WHAT IS REQUIRED:
Lines containing the string "Stories" are to be collected in full.

MATERIALS PROVIDED:
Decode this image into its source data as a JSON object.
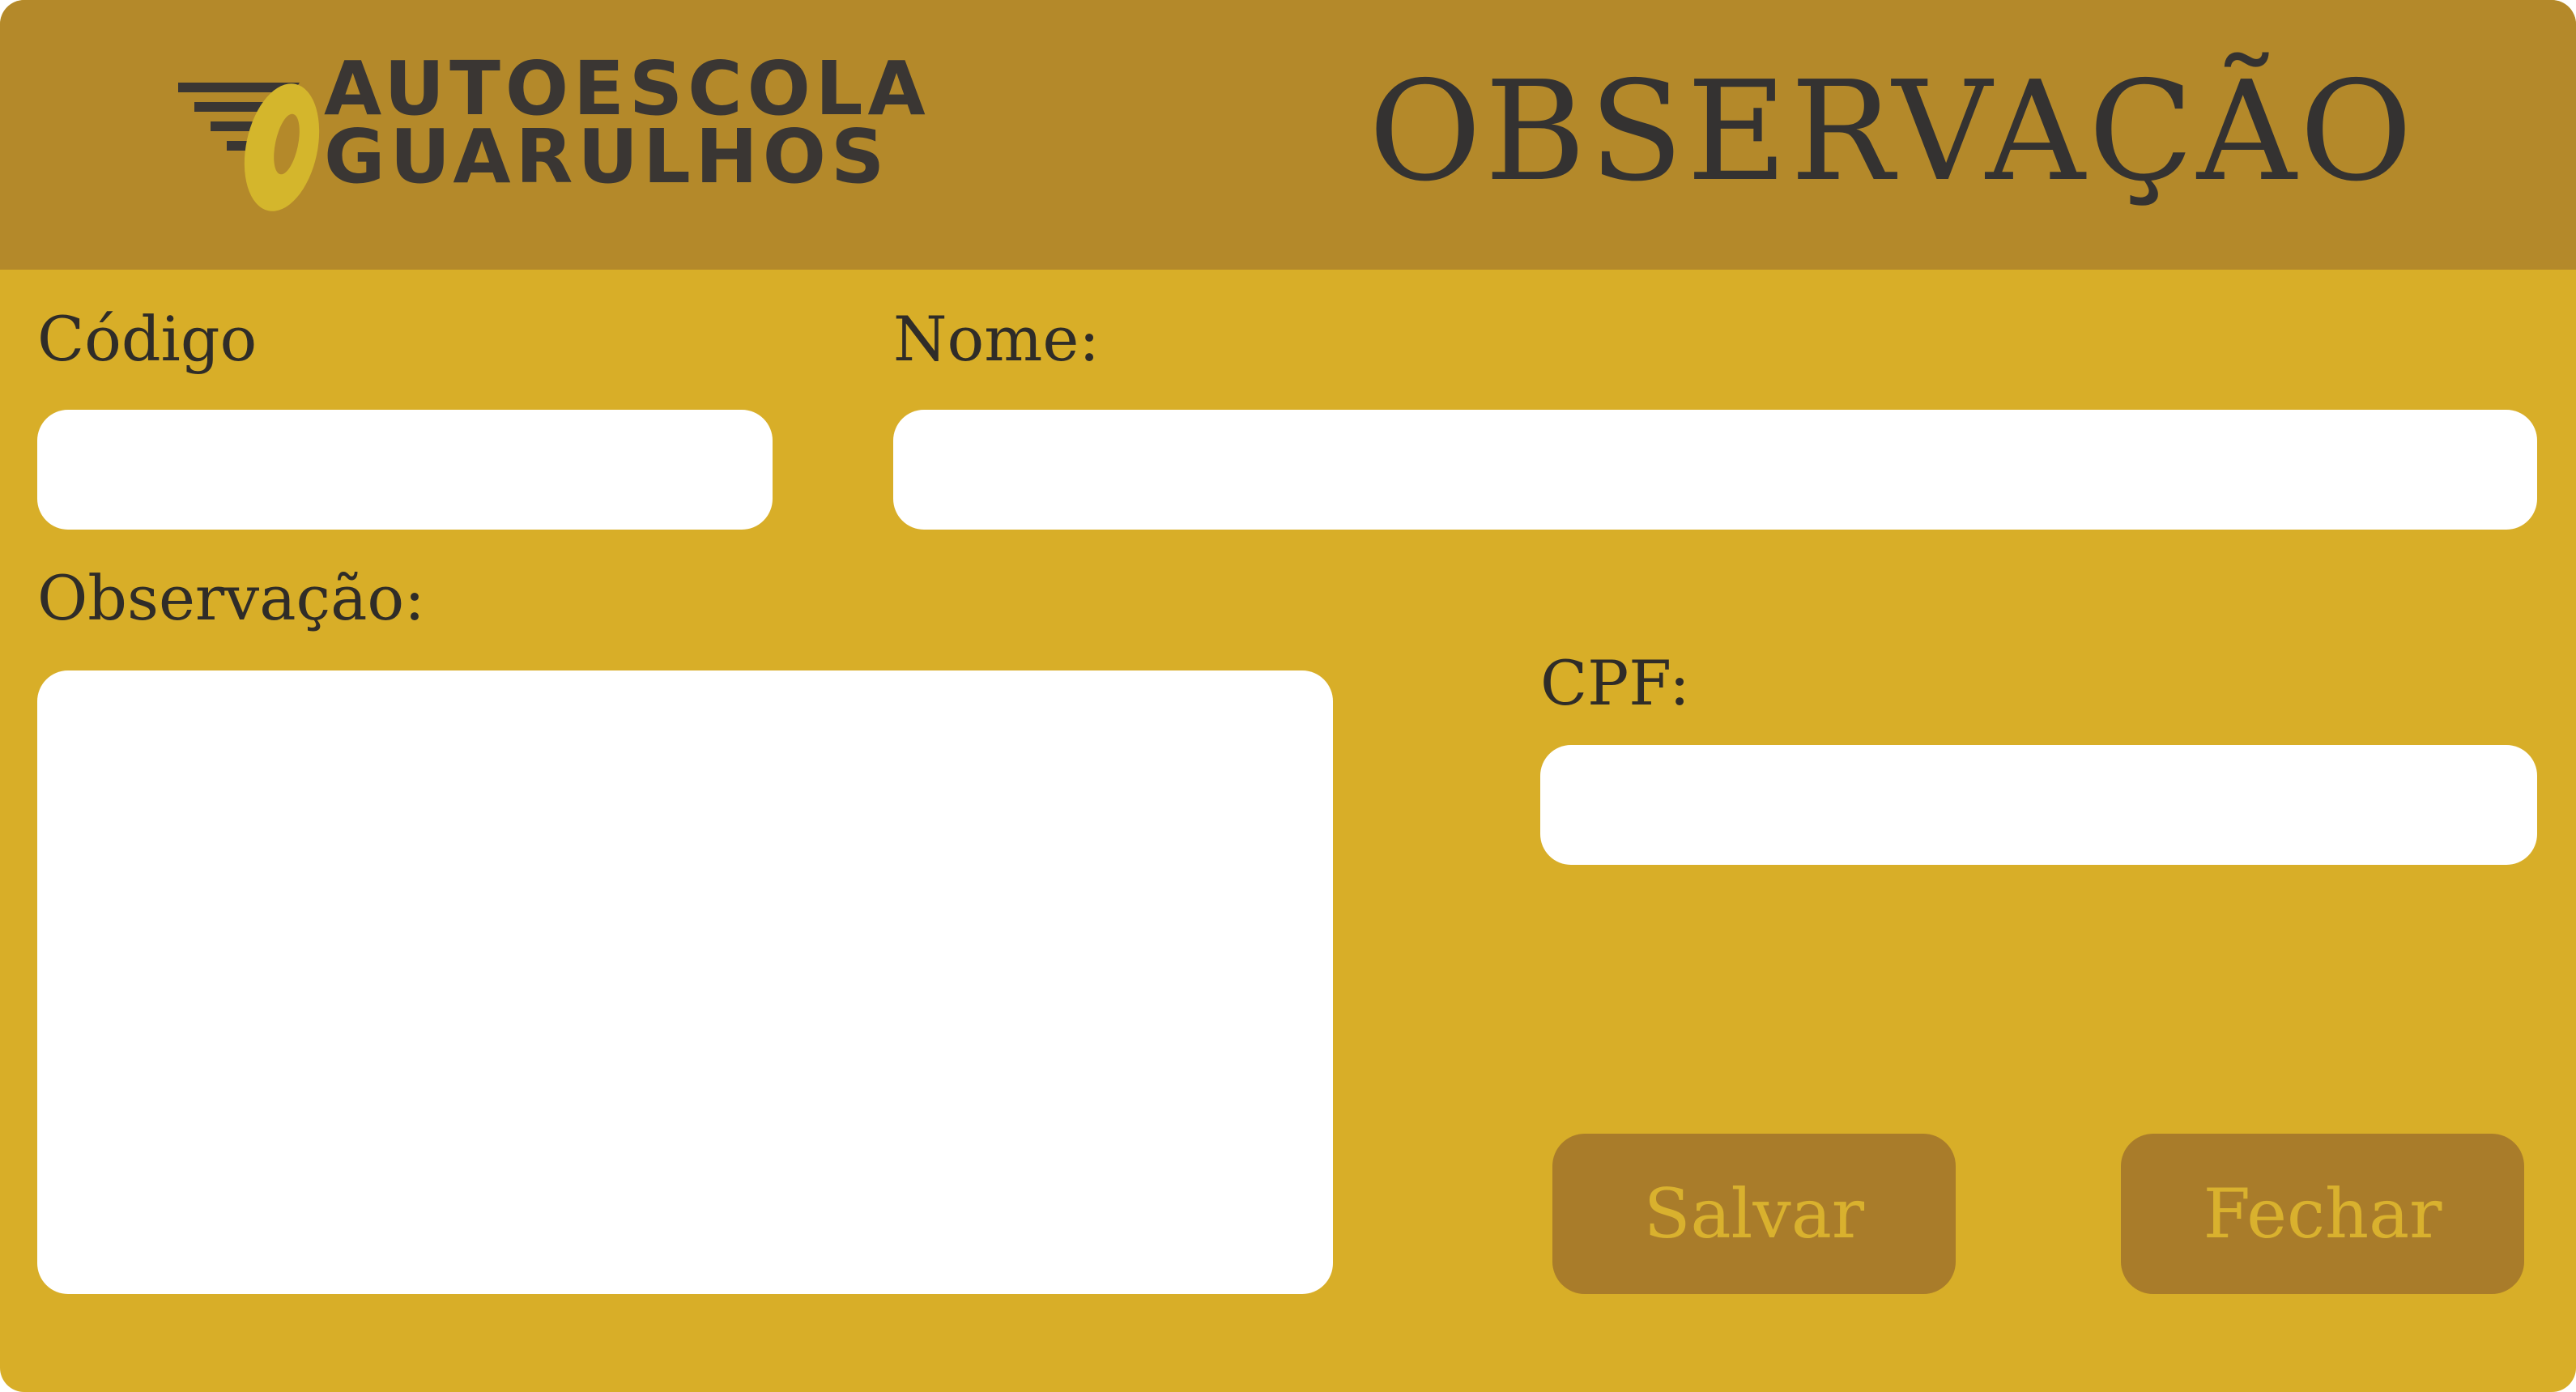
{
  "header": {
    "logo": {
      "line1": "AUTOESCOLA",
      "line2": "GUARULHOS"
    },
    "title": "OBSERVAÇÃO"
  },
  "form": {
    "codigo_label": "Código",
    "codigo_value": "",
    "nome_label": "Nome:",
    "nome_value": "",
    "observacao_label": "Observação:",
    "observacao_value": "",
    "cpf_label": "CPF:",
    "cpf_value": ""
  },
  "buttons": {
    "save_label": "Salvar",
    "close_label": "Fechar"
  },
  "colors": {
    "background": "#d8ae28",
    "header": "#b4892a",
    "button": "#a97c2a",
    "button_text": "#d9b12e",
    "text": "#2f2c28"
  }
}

==

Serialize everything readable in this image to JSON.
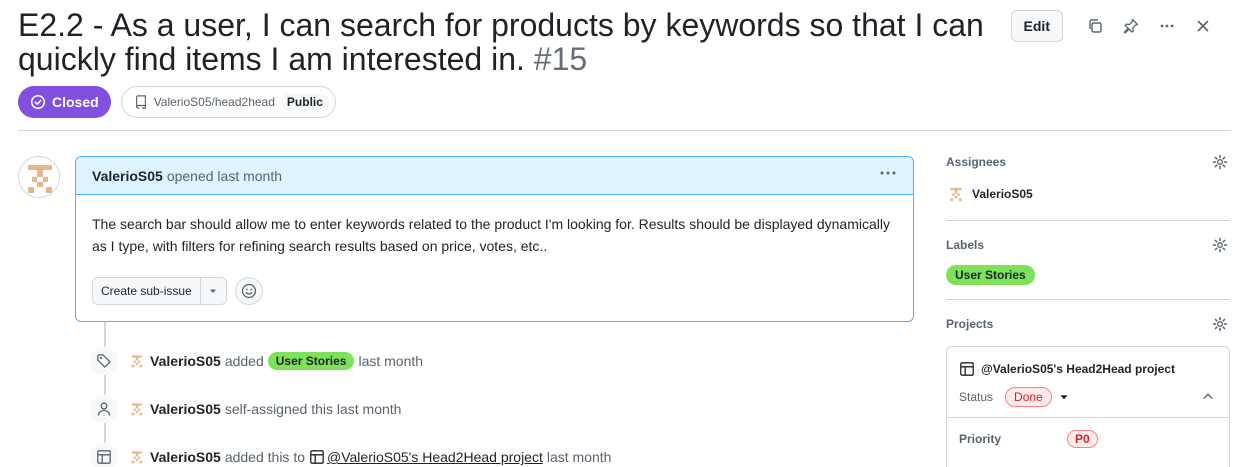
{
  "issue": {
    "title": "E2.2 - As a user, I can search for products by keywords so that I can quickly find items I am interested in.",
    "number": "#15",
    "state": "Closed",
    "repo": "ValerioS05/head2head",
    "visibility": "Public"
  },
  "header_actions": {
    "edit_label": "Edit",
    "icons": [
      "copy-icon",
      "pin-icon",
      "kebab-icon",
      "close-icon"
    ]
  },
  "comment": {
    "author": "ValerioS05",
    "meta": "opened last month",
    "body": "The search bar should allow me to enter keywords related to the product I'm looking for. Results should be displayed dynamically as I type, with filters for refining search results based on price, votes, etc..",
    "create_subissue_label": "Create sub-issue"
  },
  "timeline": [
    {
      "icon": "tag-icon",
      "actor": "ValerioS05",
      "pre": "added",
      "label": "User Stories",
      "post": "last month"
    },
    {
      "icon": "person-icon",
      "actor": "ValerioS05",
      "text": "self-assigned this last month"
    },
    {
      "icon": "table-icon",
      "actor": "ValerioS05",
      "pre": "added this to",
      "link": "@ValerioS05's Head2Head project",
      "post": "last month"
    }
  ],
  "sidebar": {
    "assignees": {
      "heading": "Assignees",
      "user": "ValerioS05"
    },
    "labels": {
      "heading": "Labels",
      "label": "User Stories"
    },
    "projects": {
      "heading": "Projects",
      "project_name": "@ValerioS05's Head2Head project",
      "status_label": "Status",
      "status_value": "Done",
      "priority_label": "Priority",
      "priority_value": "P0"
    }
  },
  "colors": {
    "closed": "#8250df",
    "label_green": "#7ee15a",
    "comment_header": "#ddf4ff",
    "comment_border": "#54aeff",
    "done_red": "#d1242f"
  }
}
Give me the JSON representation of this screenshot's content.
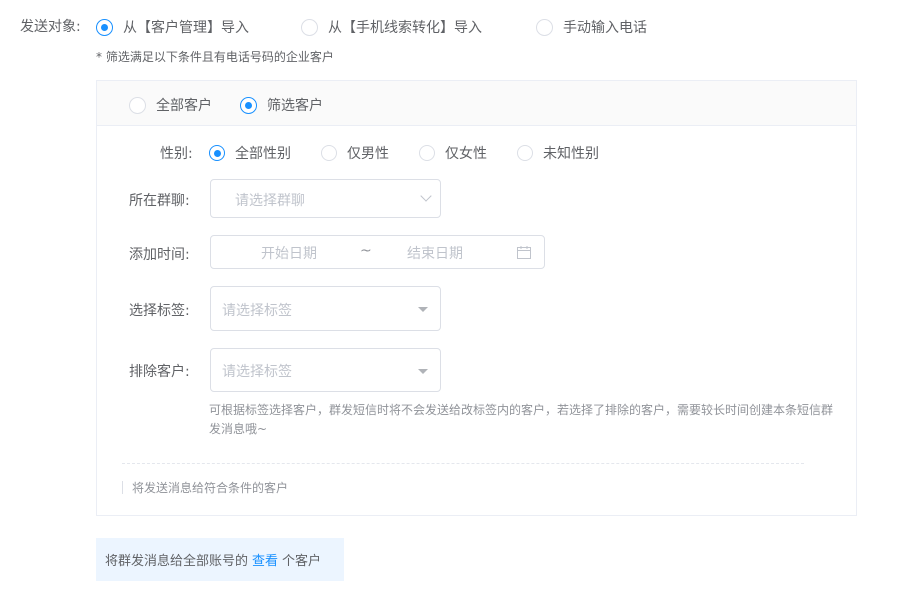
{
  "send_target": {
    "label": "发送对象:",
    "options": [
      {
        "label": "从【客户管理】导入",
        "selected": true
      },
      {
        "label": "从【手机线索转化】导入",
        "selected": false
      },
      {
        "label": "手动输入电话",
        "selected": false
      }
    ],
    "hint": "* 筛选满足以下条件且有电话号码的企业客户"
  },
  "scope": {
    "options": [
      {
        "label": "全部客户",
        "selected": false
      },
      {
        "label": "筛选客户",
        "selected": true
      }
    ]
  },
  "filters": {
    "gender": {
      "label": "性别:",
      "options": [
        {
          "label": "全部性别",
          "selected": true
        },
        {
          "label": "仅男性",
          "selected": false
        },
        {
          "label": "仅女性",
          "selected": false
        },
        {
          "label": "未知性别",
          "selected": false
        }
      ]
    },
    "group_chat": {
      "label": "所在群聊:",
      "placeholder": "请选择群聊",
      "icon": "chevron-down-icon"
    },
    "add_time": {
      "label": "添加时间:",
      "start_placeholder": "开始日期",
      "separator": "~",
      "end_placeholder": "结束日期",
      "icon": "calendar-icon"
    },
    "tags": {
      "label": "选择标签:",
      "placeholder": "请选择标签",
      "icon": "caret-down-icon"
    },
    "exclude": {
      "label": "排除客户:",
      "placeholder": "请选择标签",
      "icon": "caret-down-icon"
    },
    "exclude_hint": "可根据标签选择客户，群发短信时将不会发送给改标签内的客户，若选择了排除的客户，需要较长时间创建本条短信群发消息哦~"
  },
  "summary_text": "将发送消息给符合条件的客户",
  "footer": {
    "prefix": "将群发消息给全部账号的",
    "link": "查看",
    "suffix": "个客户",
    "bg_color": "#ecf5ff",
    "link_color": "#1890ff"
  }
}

RESPONSE BELOW:
      "label": "User Stories",
      "label": "User Stories"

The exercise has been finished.